PROBLEM DETAILS:
Report the number of lines where the string "text" occurs, and write nothing else.

— start of DATA FOR THIS EXERCISE —

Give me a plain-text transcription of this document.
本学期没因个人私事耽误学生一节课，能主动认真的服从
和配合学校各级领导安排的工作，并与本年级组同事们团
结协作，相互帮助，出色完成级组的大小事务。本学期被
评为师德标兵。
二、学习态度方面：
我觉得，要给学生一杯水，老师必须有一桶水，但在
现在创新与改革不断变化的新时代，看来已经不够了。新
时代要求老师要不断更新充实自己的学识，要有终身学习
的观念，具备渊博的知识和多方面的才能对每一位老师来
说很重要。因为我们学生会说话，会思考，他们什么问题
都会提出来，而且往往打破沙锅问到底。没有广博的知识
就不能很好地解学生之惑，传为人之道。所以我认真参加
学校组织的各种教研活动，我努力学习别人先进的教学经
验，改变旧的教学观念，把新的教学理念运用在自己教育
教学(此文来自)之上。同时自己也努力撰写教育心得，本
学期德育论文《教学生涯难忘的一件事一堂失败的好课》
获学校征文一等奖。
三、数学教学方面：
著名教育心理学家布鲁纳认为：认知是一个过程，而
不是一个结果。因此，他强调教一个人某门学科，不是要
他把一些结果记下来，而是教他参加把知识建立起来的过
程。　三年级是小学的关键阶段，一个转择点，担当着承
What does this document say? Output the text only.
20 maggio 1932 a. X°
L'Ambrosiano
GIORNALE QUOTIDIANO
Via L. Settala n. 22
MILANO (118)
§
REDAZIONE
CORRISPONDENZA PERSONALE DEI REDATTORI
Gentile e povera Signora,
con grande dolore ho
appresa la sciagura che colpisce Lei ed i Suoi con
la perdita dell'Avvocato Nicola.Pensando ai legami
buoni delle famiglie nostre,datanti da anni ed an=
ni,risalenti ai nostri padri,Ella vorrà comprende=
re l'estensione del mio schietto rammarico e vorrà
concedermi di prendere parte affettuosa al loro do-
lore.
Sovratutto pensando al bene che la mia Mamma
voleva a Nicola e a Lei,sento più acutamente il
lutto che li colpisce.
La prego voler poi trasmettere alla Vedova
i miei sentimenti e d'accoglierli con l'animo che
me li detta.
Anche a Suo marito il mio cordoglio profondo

— end of DATA FOR THIS EXERCISE —

WRITTEN RESPONSE:
2